Required task: Read the entries below and pull out each line with the string "fraction".

┄┄┄┄┄┄┄┄┄┄

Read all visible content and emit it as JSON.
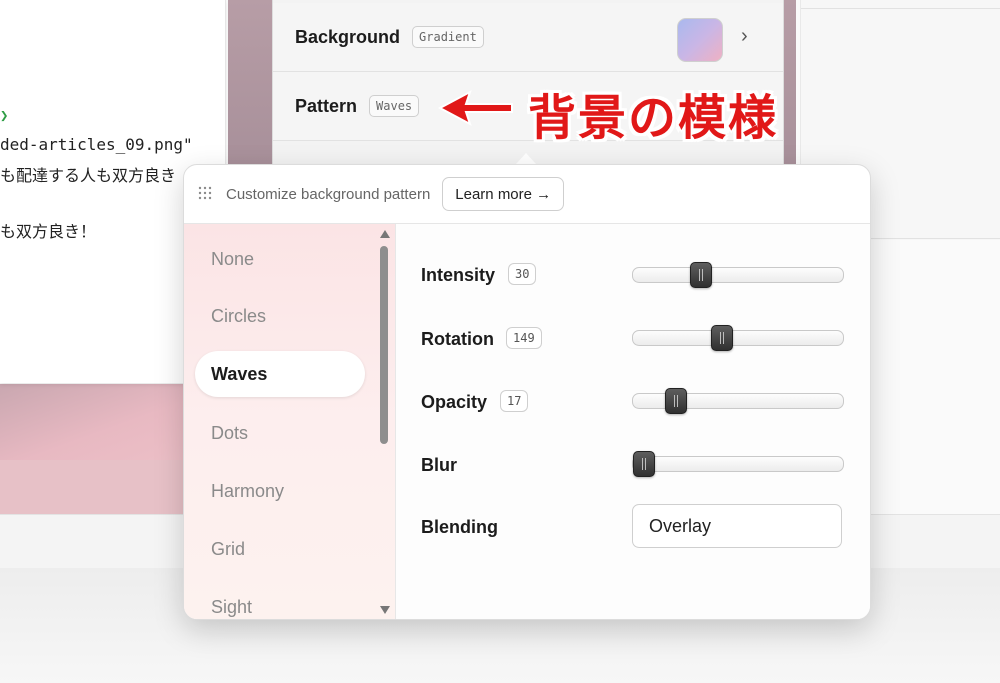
{
  "editor": {
    "lines": [
      "ded-articles_09.png\"",
      "も配達する人も双方良き",
      "も双方良き！"
    ]
  },
  "settings": {
    "background_label": "Background",
    "background_tag": "Gradient",
    "pattern_label": "Pattern",
    "pattern_tag": "Waves",
    "chevron": "›"
  },
  "annotation": {
    "text": "背景の模様",
    "color": "#e11818"
  },
  "popover": {
    "title": "Customize background pattern",
    "learn_more": "Learn more →",
    "patterns": [
      "None",
      "Circles",
      "Waves",
      "Dots",
      "Harmony",
      "Grid",
      "Sight"
    ],
    "selected_pattern": "Waves",
    "controls": {
      "intensity": {
        "label": "Intensity",
        "value": "30",
        "fraction": 0.32
      },
      "rotation": {
        "label": "Rotation",
        "value": "149",
        "fraction": 0.42
      },
      "opacity": {
        "label": "Opacity",
        "value": "17",
        "fraction": 0.2
      },
      "blur": {
        "label": "Blur",
        "fraction": 0.0
      },
      "blending": {
        "label": "Blending",
        "value": "Overlay"
      }
    }
  },
  "icons": {
    "grip": "grip-dots-icon",
    "chevron": "chevron-right-icon",
    "arrow": "red-arrow-icon",
    "scroll_up": "scroll-up-icon",
    "scroll_down": "scroll-down-icon"
  }
}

┄┄┄┄┄┄┄┄┄┄

Exercise answer:
        "fraction": 0.32
        "fraction": 0.42
        "fraction": 0.2
        "fraction": 0.0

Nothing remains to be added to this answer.